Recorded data
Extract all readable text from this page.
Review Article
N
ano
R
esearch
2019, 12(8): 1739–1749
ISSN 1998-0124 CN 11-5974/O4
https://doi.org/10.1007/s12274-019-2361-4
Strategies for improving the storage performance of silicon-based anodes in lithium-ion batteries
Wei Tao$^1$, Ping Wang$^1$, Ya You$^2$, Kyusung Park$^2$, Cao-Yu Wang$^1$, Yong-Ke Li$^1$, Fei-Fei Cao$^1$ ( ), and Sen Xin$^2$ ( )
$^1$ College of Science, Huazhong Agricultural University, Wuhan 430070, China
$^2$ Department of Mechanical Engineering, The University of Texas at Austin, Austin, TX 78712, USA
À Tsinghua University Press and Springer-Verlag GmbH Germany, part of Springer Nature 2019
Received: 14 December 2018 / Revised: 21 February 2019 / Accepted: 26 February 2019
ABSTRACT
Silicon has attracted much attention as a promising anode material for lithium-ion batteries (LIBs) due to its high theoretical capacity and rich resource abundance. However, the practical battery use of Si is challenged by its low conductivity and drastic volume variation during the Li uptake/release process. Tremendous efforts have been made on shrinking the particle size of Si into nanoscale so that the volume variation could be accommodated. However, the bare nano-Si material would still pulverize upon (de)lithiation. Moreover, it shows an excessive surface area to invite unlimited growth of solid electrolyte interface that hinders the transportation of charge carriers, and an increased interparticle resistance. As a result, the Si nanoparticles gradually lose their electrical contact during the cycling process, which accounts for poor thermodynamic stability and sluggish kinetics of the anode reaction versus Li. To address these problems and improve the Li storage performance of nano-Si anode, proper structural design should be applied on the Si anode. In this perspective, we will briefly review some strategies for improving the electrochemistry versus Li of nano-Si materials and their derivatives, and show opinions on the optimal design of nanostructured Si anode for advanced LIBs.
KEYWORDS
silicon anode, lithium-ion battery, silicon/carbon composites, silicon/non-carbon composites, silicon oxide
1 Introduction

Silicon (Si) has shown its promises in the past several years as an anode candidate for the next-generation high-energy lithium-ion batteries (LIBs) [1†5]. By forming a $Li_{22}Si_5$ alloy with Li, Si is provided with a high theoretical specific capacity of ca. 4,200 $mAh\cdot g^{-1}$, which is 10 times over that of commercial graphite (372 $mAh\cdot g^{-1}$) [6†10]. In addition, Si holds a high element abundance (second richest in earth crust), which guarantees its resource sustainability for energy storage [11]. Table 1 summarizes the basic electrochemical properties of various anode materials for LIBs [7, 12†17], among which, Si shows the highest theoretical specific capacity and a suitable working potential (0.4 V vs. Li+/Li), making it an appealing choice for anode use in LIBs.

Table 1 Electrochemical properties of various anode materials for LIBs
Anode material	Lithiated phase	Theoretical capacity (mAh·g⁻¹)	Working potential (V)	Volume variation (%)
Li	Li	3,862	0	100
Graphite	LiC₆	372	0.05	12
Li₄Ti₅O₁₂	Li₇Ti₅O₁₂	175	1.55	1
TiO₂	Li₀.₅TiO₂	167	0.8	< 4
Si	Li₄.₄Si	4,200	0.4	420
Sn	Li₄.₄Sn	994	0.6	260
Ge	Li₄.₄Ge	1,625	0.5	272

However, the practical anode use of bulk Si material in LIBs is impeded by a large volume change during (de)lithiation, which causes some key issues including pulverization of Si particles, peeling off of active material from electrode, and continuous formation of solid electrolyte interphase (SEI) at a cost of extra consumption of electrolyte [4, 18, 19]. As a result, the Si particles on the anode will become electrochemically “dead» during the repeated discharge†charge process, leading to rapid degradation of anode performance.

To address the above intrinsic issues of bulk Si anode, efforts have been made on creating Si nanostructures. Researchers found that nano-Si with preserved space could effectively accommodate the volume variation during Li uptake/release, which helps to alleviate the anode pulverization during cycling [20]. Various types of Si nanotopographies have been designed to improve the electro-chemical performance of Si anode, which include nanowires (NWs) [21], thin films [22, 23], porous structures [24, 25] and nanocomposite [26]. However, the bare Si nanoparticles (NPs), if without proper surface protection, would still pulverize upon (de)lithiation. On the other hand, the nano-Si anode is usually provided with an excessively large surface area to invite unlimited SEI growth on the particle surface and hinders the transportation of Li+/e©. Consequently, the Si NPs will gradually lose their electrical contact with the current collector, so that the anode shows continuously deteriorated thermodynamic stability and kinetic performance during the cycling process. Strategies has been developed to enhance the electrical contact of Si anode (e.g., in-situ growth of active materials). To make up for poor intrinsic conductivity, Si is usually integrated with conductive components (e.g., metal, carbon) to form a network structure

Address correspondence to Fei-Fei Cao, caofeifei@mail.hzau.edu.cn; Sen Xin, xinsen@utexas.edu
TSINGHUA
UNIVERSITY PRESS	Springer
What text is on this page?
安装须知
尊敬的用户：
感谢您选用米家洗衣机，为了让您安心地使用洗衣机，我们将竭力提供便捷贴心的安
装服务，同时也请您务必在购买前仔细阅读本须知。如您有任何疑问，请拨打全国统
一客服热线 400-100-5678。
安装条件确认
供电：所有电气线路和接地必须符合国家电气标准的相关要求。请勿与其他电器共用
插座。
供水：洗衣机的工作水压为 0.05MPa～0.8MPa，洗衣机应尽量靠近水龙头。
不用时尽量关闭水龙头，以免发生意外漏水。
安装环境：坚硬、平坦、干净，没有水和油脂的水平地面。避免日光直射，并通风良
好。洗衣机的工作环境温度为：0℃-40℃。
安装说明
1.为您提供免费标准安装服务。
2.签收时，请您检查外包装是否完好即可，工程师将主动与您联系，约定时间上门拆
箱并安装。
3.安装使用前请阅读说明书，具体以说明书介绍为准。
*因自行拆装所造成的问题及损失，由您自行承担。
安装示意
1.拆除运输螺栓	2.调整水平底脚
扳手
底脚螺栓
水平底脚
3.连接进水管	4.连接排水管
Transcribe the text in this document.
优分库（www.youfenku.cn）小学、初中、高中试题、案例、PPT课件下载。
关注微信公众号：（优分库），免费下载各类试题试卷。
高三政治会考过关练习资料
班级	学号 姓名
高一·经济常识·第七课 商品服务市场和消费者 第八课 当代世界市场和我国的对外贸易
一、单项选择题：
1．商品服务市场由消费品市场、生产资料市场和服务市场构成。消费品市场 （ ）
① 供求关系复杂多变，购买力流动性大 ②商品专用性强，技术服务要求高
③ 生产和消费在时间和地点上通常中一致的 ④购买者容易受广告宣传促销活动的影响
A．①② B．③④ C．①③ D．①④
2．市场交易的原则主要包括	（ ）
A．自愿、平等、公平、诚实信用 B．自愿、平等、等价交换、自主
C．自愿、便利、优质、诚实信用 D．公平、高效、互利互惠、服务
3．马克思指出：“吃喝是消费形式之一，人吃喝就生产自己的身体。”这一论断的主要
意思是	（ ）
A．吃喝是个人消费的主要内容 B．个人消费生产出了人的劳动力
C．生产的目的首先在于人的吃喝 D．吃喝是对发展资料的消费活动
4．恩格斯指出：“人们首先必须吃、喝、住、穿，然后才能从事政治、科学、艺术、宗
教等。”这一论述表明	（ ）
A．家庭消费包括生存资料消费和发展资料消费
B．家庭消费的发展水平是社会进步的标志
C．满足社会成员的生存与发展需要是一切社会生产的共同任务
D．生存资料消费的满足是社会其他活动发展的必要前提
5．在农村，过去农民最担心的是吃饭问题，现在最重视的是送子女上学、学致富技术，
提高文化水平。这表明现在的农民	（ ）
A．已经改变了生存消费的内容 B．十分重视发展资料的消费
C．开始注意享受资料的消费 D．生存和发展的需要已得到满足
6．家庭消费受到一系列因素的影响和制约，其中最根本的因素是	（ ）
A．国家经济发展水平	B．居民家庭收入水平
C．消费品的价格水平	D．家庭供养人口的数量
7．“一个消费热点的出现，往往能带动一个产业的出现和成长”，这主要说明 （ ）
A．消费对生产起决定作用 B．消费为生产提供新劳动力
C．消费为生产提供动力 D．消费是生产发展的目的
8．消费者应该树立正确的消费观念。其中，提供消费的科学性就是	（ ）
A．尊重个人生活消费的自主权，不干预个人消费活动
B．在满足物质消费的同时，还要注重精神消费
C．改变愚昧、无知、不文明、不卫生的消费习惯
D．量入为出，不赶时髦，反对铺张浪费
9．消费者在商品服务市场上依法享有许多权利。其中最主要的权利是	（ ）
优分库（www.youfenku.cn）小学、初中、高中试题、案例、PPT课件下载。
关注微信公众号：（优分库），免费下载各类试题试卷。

__REQUIRED TASK__.
Only the lines from the one that contains "Transcribe the text in this document." to the end of the entries above should be given again, exactly and in full.

__TASK ANSWER__.
Transcribe the text in this document.
优分库（www.youfenku.cn）小学、初中、高中试题、案例、PPT课件下载。
关注微信公众号：（优分库），免费下载各类试题试卷。
高三政治会考过关练习资料
班级	学号 姓名
高一·经济常识·第七课 商品服务市场和消费者 第八课 当代世界市场和我国的对外贸易
一、单项选择题：
1．商品服务市场由消费品市场、生产资料市场和服务市场构成。消费品市场 （ ）
① 供求关系复杂多变，购买力流动性大 ②商品专用性强，技术服务要求高
③ 生产和消费在时间和地点上通常中一致的 ④购买者容易受广告宣传促销活动的影响
A．①② B．③④ C．①③ D．①④
2．市场交易的原则主要包括	（ ）
A．自愿、平等、公平、诚实信用 B．自愿、平等、等价交换、自主
C．自愿、便利、优质、诚实信用 D．公平、高效、互利互惠、服务
3．马克思指出：“吃喝是消费形式之一，人吃喝就生产自己的身体。”这一论断的主要
意思是	（ ）
A．吃喝是个人消费的主要内容 B．个人消费生产出了人的劳动力
C．生产的目的首先在于人的吃喝 D．吃喝是对发展资料的消费活动
4．恩格斯指出：“人们首先必须吃、喝、住、穿，然后才能从事政治、科学、艺术、宗
教等。”这一论述表明	（ ）
A．家庭消费包括生存资料消费和发展资料消费
B．家庭消费的发展水平是社会进步的标志
C．满足社会成员的生存与发展需要是一切社会生产的共同任务
D．生存资料消费的满足是社会其他活动发展的必要前提
5．在农村，过去农民最担心的是吃饭问题，现在最重视的是送子女上学、学致富技术，
提高文化水平。这表明现在的农民	（ ）
A．已经改变了生存消费的内容 B．十分重视发展资料的消费
C．开始注意享受资料的消费 D．生存和发展的需要已得到满足
6．家庭消费受到一系列因素的影响和制约，其中最根本的因素是	（ ）
A．国家经济发展水平	B．居民家庭收入水平
C．消费品的价格水平	D．家庭供养人口的数量
7．“一个消费热点的出现，往往能带动一个产业的出现和成长”，这主要说明 （ ）
A．消费对生产起决定作用 B．消费为生产提供新劳动力
C．消费为生产提供动力 D．消费是生产发展的目的
8．消费者应该树立正确的消费观念。其中，提供消费的科学性就是	（ ）
A．尊重个人生活消费的自主权，不干预个人消费活动
B．在满足物质消费的同时，还要注重精神消费
C．改变愚昧、无知、不文明、不卫生的消费习惯
D．量入为出，不赶时髦，反对铺张浪费
9．消费者在商品服务市场上依法享有许多权利。其中最主要的权利是	（ ）
优分库（www.youfenku.cn）小学、初中、高中试题、案例、PPT课件下载。
关注微信公众号：（优分库），免费下载各类试题试卷。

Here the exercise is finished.